Your task — Exactly as they appear, output all of the records. Skip any images.
★ ★ ★ ★ ★ ★ ★
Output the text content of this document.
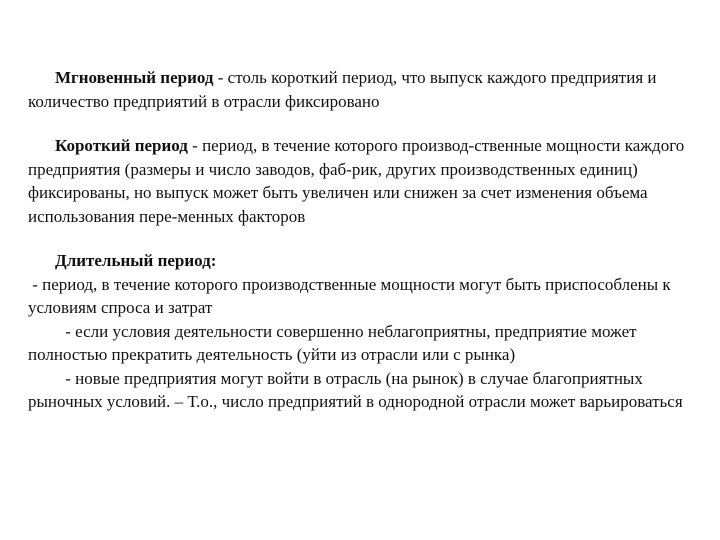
Мгновенный период - столь короткий период, что выпуск каждого предприятия и количество предприятий в отрасли фиксировано

Короткий период - период, в течение которого производ-ственные мощности каждого предприятия (размеры и число заводов, фаб-рик, других производственных единиц) фиксированы, но выпуск может быть увеличен или снижен за счет изменения объема использования пере-менных факторов

Длительный период:
- период, в течение которого производственные мощности могут быть приспособлены к условиям спроса и затрат
- если условия деятельности совершенно неблагоприятны, предприятие может полностью прекратить деятельность (уйти из отрасли или с рынка)
- новые предприятия могут войти в отрасль (на рынок) в случае благоприятных рыночных условий. – Т.о., число предприятий в однородной отрасли может варьироваться
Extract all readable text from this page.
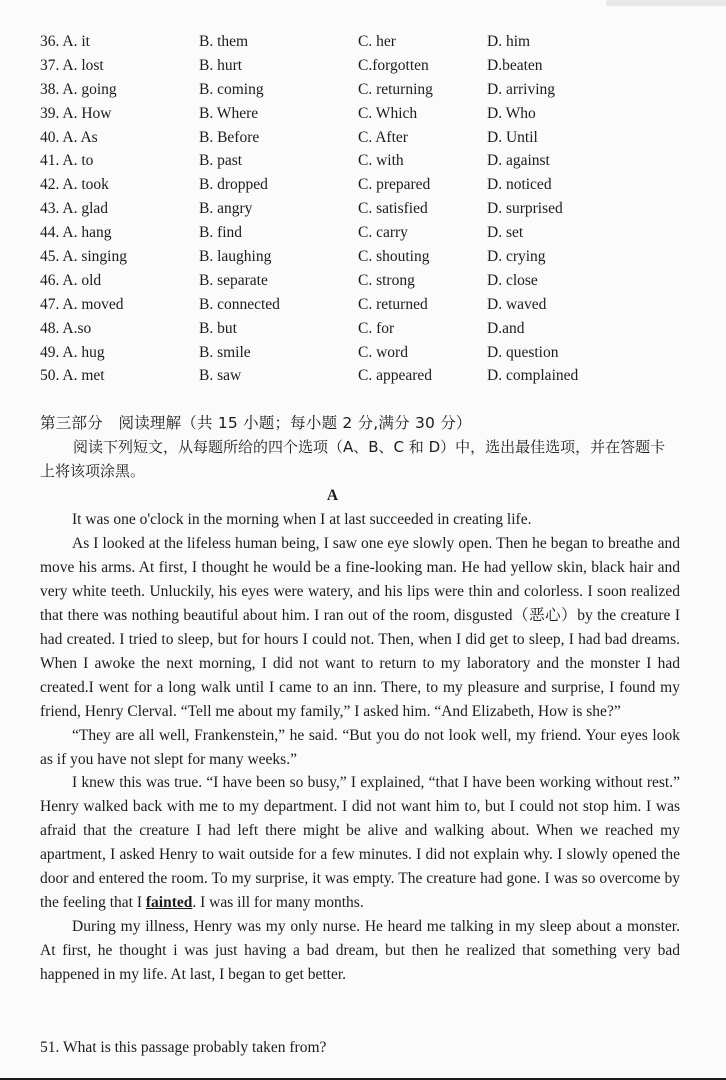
36. A. it	B. them	C. her	D. him
37. A. lost	B. hurt	C.forgotten	D.beaten
38. A. going	B. coming	C. returning	D. arriving
39. A. How	B. Where	C. Which	D. Who
40. A. As	B. Before	C. After	D. Until
41. A. to	B. past	C. with	D. against
42. A. took	B. dropped	C. prepared	D. noticed
43. A. glad	B. angry	C. satisfied	D. surprised
44. A. hang	B. find	C. carry	D. set
45. A. singing	B. laughing	C. shouting	D. crying
46. A. old	B. separate	C. strong	D. close
47. A. moved	B. connected	C. returned	D. waved
48. A.so	B. but	C. for	D.and
49. A. hug	B. smile	C. word	D. question
50. A. met	B. saw	C. appeared	D. complained
第三部分　阅读理解（共 15 小题；每小题 2 分,满分 30 分）
阅读下列短文，从每题所给的四个选项（A、B、C 和 D）中，选出最佳选项，并在答题卡上将该项涂黑。
A

It was one o'clock in the morning when I at last succeeded in creating life.

As I looked at the lifeless human being, I saw one eye slowly open. Then he began to breathe and move his arms. At first, I thought he would be a fine-looking man. He had yellow skin, black hair and very white teeth. Unluckily, his eyes were watery, and his lips were thin and colorless. I soon realized that there was nothing beautiful about him. I ran out of the room, disgusted（恶心）by the creature I had created. I tried to sleep, but for hours I could not. Then, when I did get to sleep, I had bad dreams. When I awoke the next morning, I did not want to return to my laboratory and the monster I had created.I went for a long walk until I came to an inn. There, to my pleasure and surprise, I found my friend, Henry Clerval. “Tell me about my family,” I asked him. “And Elizabeth, How is she?”

“They are all well, Frankenstein,” he said. “But you do not look well, my friend. Your eyes look as if you have not slept for many weeks.”

I knew this was true. “I have been so busy,” I explained, “that I have been working without rest.” Henry walked back with me to my department. I did not want him to, but I could not stop him. I was afraid that the creature I had left there might be alive and walking about. When we reached my apartment, I asked Henry to wait outside for a few minutes. I did not explain why. I slowly opened the door and entered the room. To my surprise, it was empty. The creature had gone. I was so overcome by the feeling that I fainted. I was ill for many months.

During my illness, Henry was my only nurse. He heard me talking in my sleep about a monster. At first, he thought i was just having a bad dream, but then he realized that something very bad happened in my life. At last, I began to get better.

51. What is this passage probably taken from?
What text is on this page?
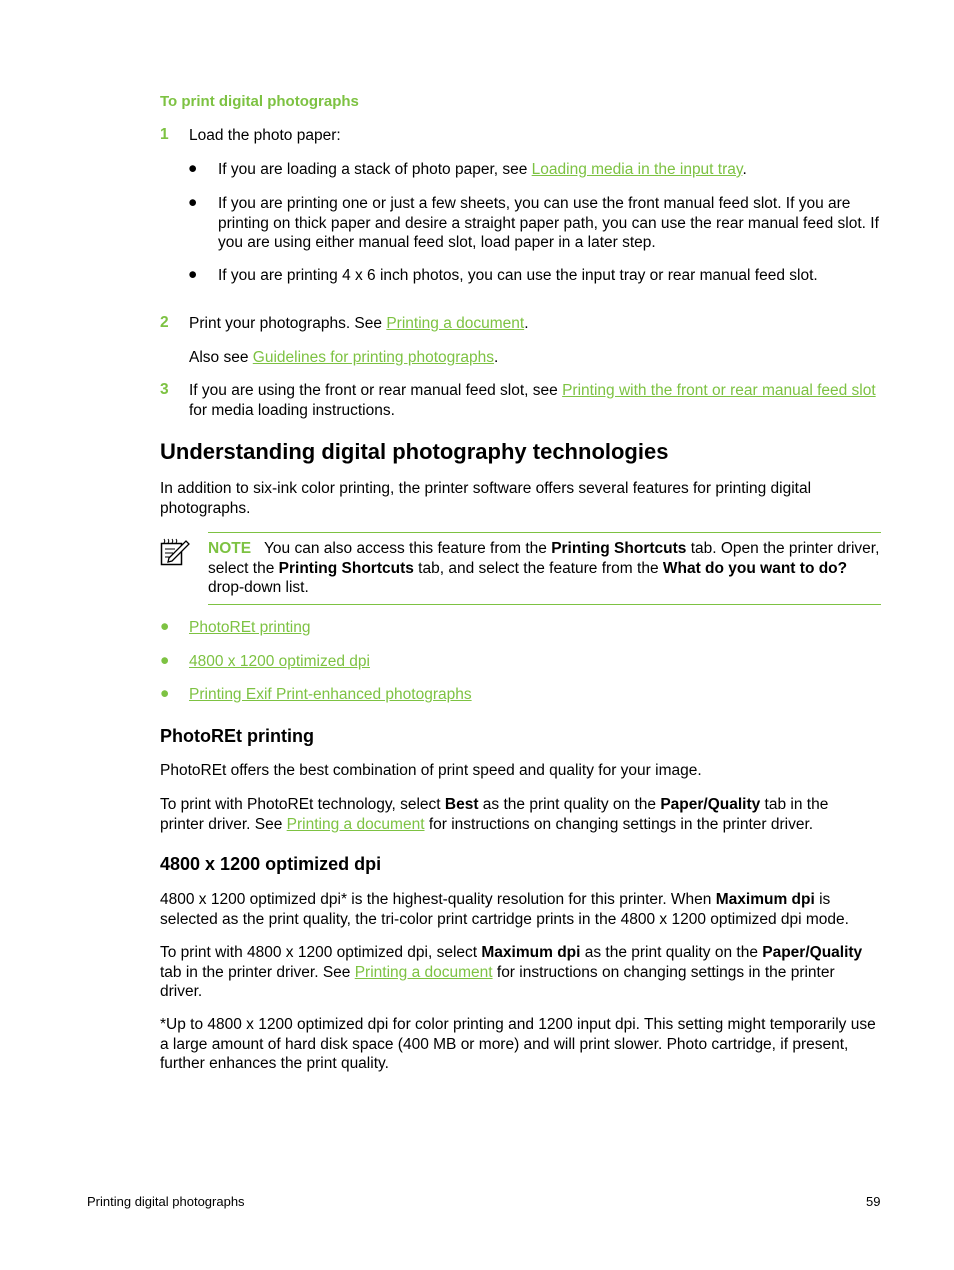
To print digital photographs
1 Load the photo paper:
● If you are loading a stack of photo paper, see Loading media in the input tray.
● If you are printing one or just a few sheets, you can use the front manual feed slot. If you are printing on thick paper and desire a straight paper path, you can use the rear manual feed slot. If you are using either manual feed slot, load paper in a later step.
● If you are printing 4 x 6 inch photos, you can use the input tray or rear manual feed slot.
2 Print your photographs. See Printing a document.
Also see Guidelines for printing photographs.
3 If you are using the front or rear manual feed slot, see Printing with the front or rear manual feed slot for media loading instructions.
Understanding digital photography technologies
In addition to six-ink color printing, the printer software offers several features for printing digital photographs.
NOTE You can also access this feature from the Printing Shortcuts tab. Open the printer driver, select the Printing Shortcuts tab, and select the feature from the What do you want to do? drop-down list.
● PhotoREt printing
● 4800 x 1200 optimized dpi
● Printing Exif Print-enhanced photographs
PhotoREt printing
PhotoREt offers the best combination of print speed and quality for your image.
To print with PhotoREt technology, select Best as the print quality on the Paper/Quality tab in the printer driver. See Printing a document for instructions on changing settings in the printer driver.
4800 x 1200 optimized dpi
4800 x 1200 optimized dpi* is the highest-quality resolution for this printer. When Maximum dpi is selected as the print quality, the tri-color print cartridge prints in the 4800 x 1200 optimized dpi mode.
To print with 4800 x 1200 optimized dpi, select Maximum dpi as the print quality on the Paper/Quality tab in the printer driver. See Printing a document for instructions on changing settings in the printer driver.
*Up to 4800 x 1200 optimized dpi for color printing and 1200 input dpi. This setting might temporarily use a large amount of hard disk space (400 MB or more) and will print slower. Photo cartridge, if present, further enhances the print quality.
Printing digital photographs	59
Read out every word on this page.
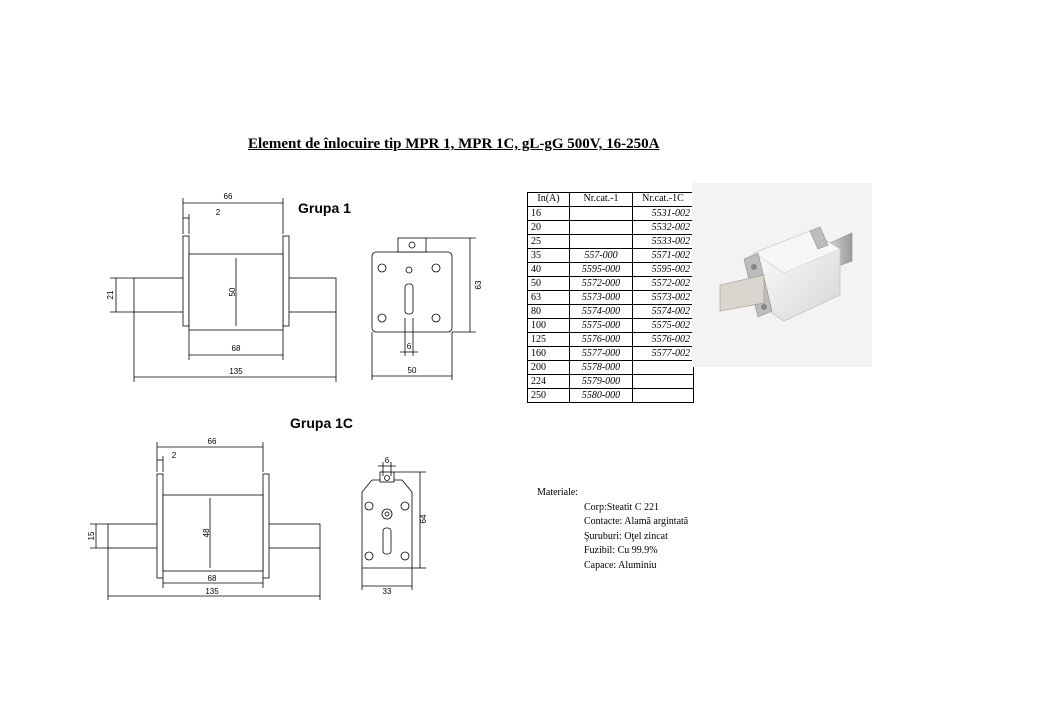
Element de înlocuire tip MPR 1, MPR 1C, gL-gG 500V, 16-250A
Grupa 1
Grupa 1C
66
2
21	50
68
135
63
6
50
66
2
15	48
68
135
64
6
33
In(A)	Nr.cat.-1	Nr.cat.-1C
16		5531-002
20		5532-002
25		5533-002
35	557-000	5571-002
40	5595-000	5595-002
50	5572-000	5572-002
63	5573-000	5573-002
80	5574-000	5574-002
100	5575-000	5575-002
125	5576-000	5576-002
160	5577-000	5577-002
200	5578-000	
224	5579-000	
250	5580-000	
Materiale:
Corp:Steatit C 221
Contacte: Alamă argintată
Şuruburi: Oţel zincat
Fuzibil: Cu 99.9%
Capace: Aluminiu
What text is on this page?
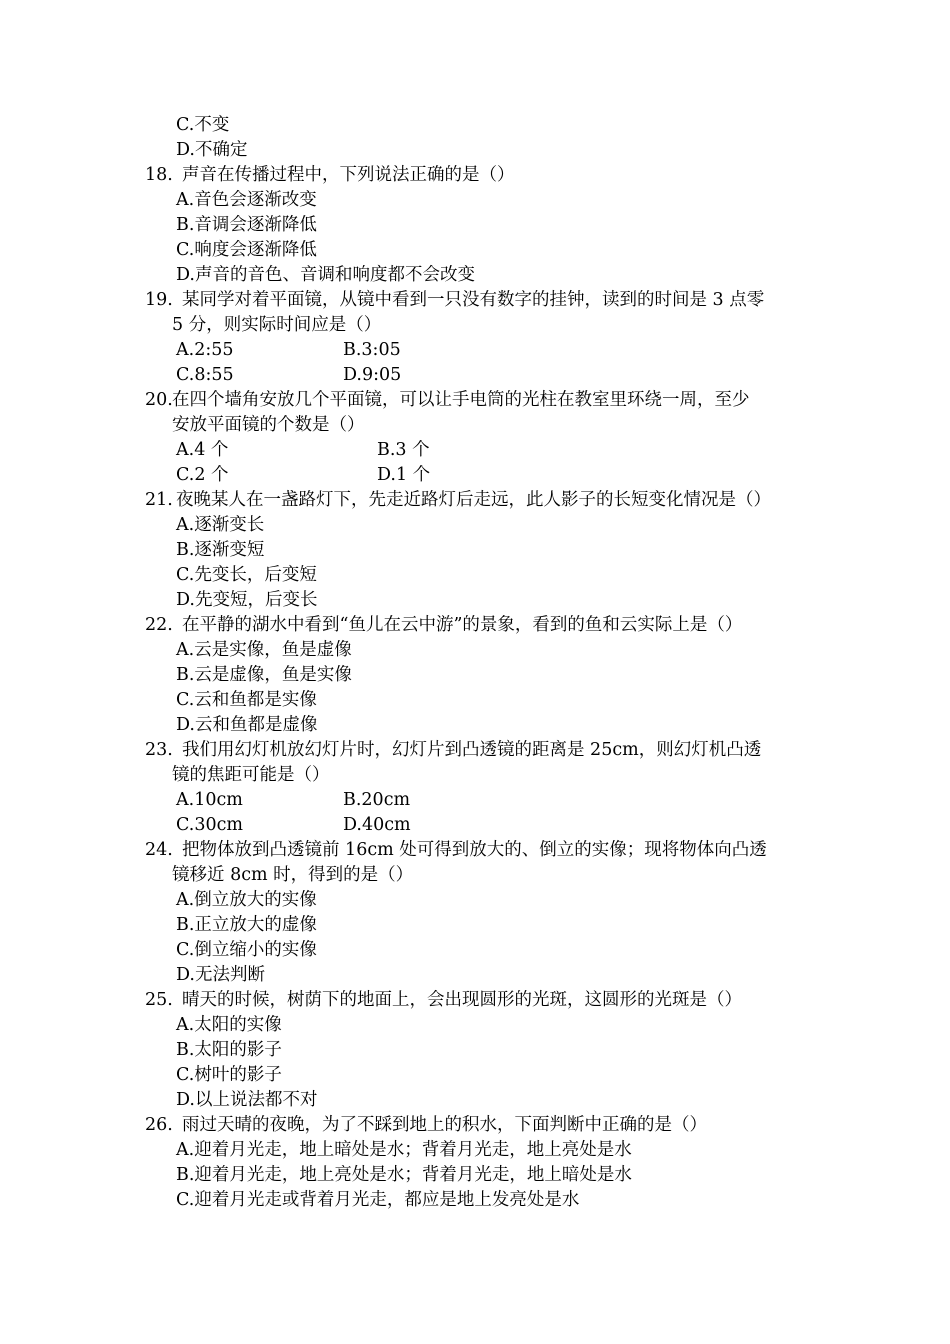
C.不变
D.不确定
18. 声音在传播过程中，下列说法正确的是（）
A.音色会逐渐改变
B.音调会逐渐降低
C.响度会逐渐降低
D.声音的音色、音调和响度都不会改变
19. 某同学对着平面镜，从镜中看到一只没有数字的挂钟，读到的时间是 3 点零
5 分，则实际时间应是（）
A.2:55	B.3:05
C.8:55	D.9:05
20. 在四个墙角安放几个平面镜，可以让手电筒的光柱在教室里环绕一周，至少
安放平面镜的个数是（）
A.4 个	B.3 个
C.2 个	D.1 个
21. 夜晚某人在一盏路灯下，先走近路灯后走远，此人影子的长短变化情况是（）
A.逐渐变长
B.逐渐变短
C.先变长，后变短
D.先变短，后变长
22. 在平静的湖水中看到“鱼儿在云中游”的景象，看到的鱼和云实际上是（）
A.云是实像，鱼是虚像
B.云是虚像，鱼是实像
C.云和鱼都是实像
D.云和鱼都是虚像
23. 我们用幻灯机放幻灯片时，幻灯片到凸透镜的距离是 25cm，则幻灯机凸透
镜的焦距可能是（）
A.10cm	B.20cm
C.30cm	D.40cm
24. 把物体放到凸透镜前 16cm 处可得到放大的、倒立的实像；现将物体向凸透
镜移近 8cm 时，得到的是（）
A.倒立放大的实像
B.正立放大的虚像
C.倒立缩小的实像
D.无法判断
25. 晴天的时候，树荫下的地面上，会出现圆形的光斑，这圆形的光斑是（）
A.太阳的实像
B.太阳的影子
C.树叶的影子
D.以上说法都不对
26. 雨过天晴的夜晚，为了不踩到地上的积水，下面判断中正确的是（）
A.迎着月光走，地上暗处是水；背着月光走，地上亮处是水
B.迎着月光走，地上亮处是水；背着月光走，地上暗处是水
C.迎着月光走或背着月光走，都应是地上发亮处是水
★ ★ ★ ★ ★ ★ ★
Written response —
Output the text content of this document.
Мгновенный период - столь короткий период, что выпуск каждого предприятия и количество предприятий в отрасли фиксировано

Короткий период - период, в течение которого производ-ственные мощности каждого предприятия (размеры и число заводов, фаб-рик, других производственных единиц) фиксированы, но выпуск может быть увеличен или снижен за счет изменения объема использования пере-менных факторов

Длительный период:
- период, в течение которого производственные мощности могут быть приспособлены к условиям спроса и затрат
- если условия деятельности совершенно неблагоприятны, предприятие может полностью прекратить деятельность (уйти из отрасли или с рынка)
- новые предприятия могут войти в отрасль (на рынок) в случае благоприятных рыночных условий. – Т.о., число предприятий в однородной отрасли может варьироваться
Extract all readable text from this page.
36. A. it	B. them	C. her	D. him
37. A. lost	B. hurt	C.forgotten	D.beaten
38. A. going	B. coming	C. returning	D. arriving
39. A. How	B. Where	C. Which	D. Who
40. A. As	B. Before	C. After	D. Until
41. A. to	B. past	C. with	D. against
42. A. took	B. dropped	C. prepared	D. noticed
43. A. glad	B. angry	C. satisfied	D. surprised
44. A. hang	B. find	C. carry	D. set
45. A. singing	B. laughing	C. shouting	D. crying
46. A. old	B. separate	C. strong	D. close
47. A. moved	B. connected	C. returned	D. waved
48. A.so	B. but	C. for	D.and
49. A. hug	B. smile	C. word	D. question
50. A. met	B. saw	C. appeared	D. complained
第三部分　阅读理解（共 15 小题；每小题 2 分,满分 30 分）
阅读下列短文，从每题所给的四个选项（A、B、C 和 D）中，选出最佳选项，并在答题卡上将该项涂黑。
A

It was one o'clock in the morning when I at last succeeded in creating life.

As I looked at the lifeless human being, I saw one eye slowly open. Then he began to breathe and move his arms. At first, I thought he would be a fine-looking man. He had yellow skin, black hair and very white teeth. Unluckily, his eyes were watery, and his lips were thin and colorless. I soon realized that there was nothing beautiful about him. I ran out of the room, disgusted（恶心）by the creature I had created. I tried to sleep, but for hours I could not. Then, when I did get to sleep, I had bad dreams. When I awoke the next morning, I did not want to return to my laboratory and the monster I had created.I went for a long walk until I came to an inn. There, to my pleasure and surprise, I found my friend, Henry Clerval. “Tell me about my family,” I asked him. “And Elizabeth, How is she?”

“They are all well, Frankenstein,” he said. “But you do not look well, my friend. Your eyes look as if you have not slept for many weeks.”

I knew this was true. “I have been so busy,” I explained, “that I have been working without rest.” Henry walked back with me to my department. I did not want him to, but I could not stop him. I was afraid that the creature I had left there might be alive and walking about. When we reached my apartment, I asked Henry to wait outside for a few minutes. I did not explain why. I slowly opened the door and entered the room. To my surprise, it was empty. The creature had gone. I was so overcome by the feeling that I fainted. I was ill for many months.

During my illness, Henry was my only nurse. He heard me talking in my sleep about a monster. At first, he thought i was just having a bad dream, but then he realized that something very bad happened in my life. At last, I began to get better.

51. What is this passage probably taken from?
What text is on this page?
To print digital photographs
1 Load the photo paper:
● If you are loading a stack of photo paper, see Loading media in the input tray.
● If you are printing one or just a few sheets, you can use the front manual feed slot. If you are printing on thick paper and desire a straight paper path, you can use the rear manual feed slot. If you are using either manual feed slot, load paper in a later step.
● If you are printing 4 x 6 inch photos, you can use the input tray or rear manual feed slot.
2 Print your photographs. See Printing a document.
Also see Guidelines for printing photographs.
3 If you are using the front or rear manual feed slot, see Printing with the front or rear manual feed slot for media loading instructions.
Understanding digital photography technologies
In addition to six-ink color printing, the printer software offers several features for printing digital photographs.
NOTE You can also access this feature from the Printing Shortcuts tab. Open the printer driver, select the Printing Shortcuts tab, and select the feature from the What do you want to do? drop-down list.
● PhotoREt printing
● 4800 x 1200 optimized dpi
● Printing Exif Print-enhanced photographs
PhotoREt printing
PhotoREt offers the best combination of print speed and quality for your image.
To print with PhotoREt technology, select Best as the print quality on the Paper/Quality tab in the printer driver. See Printing a document for instructions on changing settings in the printer driver.
4800 x 1200 optimized dpi
4800 x 1200 optimized dpi* is the highest-quality resolution for this printer. When Maximum dpi is selected as the print quality, the tri-color print cartridge prints in the 4800 x 1200 optimized dpi mode.
To print with 4800 x 1200 optimized dpi, select Maximum dpi as the print quality on the Paper/Quality tab in the printer driver. See Printing a document for instructions on changing settings in the printer driver.
*Up to 4800 x 1200 optimized dpi for color printing and 1200 input dpi. This setting might temporarily use a large amount of hard disk space (400 MB or more) and will print slower. Photo cartridge, if present, further enhances the print quality.
Printing digital photographs	59
Read out every word on this page.
Element de înlocuire tip MPR 1, MPR 1C, gL-gG 500V, 16-250A
Grupa 1
Grupa 1C
66
2
21	50
68
135
63
6
50
66
2
15	48
68
135
64
6
33
In(A)	Nr.cat.-1	Nr.cat.-1C
16		5531-002
20		5532-002
25		5533-002
35	557-000	5571-002
40	5595-000	5595-002
50	5572-000	5572-002
63	5573-000	5573-002
80	5574-000	5574-002
100	5575-000	5575-002
125	5576-000	5576-002
160	5577-000	5577-002
200	5578-000	
224	5579-000	
250	5580-000	
Materiale:
Corp:Steatit C 221
Contacte: Alamă argintată
Şuruburi: Oţel zincat
Fuzibil: Cu 99.9%
Capace: Aluminiu
What text is on this page?
C.不变
D.不确定
18. 声音在传播过程中，下列说法正确的是（）
A.音色会逐渐改变
B.音调会逐渐降低
C.响度会逐渐降低
D.声音的音色、音调和响度都不会改变
19. 某同学对着平面镜，从镜中看到一只没有数字的挂钟，读到的时间是 3 点零
5 分，则实际时间应是（）
A.2:55	B.3:05
C.8:55	D.9:05
20. 在四个墙角安放几个平面镜，可以让手电筒的光柱在教室里环绕一周，至少
安放平面镜的个数是（）
A.4 个	B.3 个
C.2 个	D.1 个
21. 夜晚某人在一盏路灯下，先走近路灯后走远，此人影子的长短变化情况是（）
A.逐渐变长
B.逐渐变短
C.先变长，后变短
D.先变短，后变长
22. 在平静的湖水中看到“鱼儿在云中游”的景象，看到的鱼和云实际上是（）
A.云是实像，鱼是虚像
B.云是虚像，鱼是实像
C.云和鱼都是实像
D.云和鱼都是虚像
23. 我们用幻灯机放幻灯片时，幻灯片到凸透镜的距离是 25cm，则幻灯机凸透
镜的焦距可能是（）
A.10cm	B.20cm
C.30cm	D.40cm
24. 把物体放到凸透镜前 16cm 处可得到放大的、倒立的实像；现将物体向凸透
镜移近 8cm 时，得到的是（）
A.倒立放大的实像
B.正立放大的虚像
C.倒立缩小的实像
D.无法判断
25. 晴天的时候，树荫下的地面上，会出现圆形的光斑，这圆形的光斑是（）
A.太阳的实像
B.太阳的影子
C.树叶的影子
D.以上说法都不对
26. 雨过天晴的夜晚，为了不踩到地上的积水，下面判断中正确的是（）
A.迎着月光走，地上暗处是水；背着月光走，地上亮处是水
B.迎着月光走，地上亮处是水；背着月光走，地上暗处是水
C.迎着月光走或背着月光走，都应是地上发亮处是水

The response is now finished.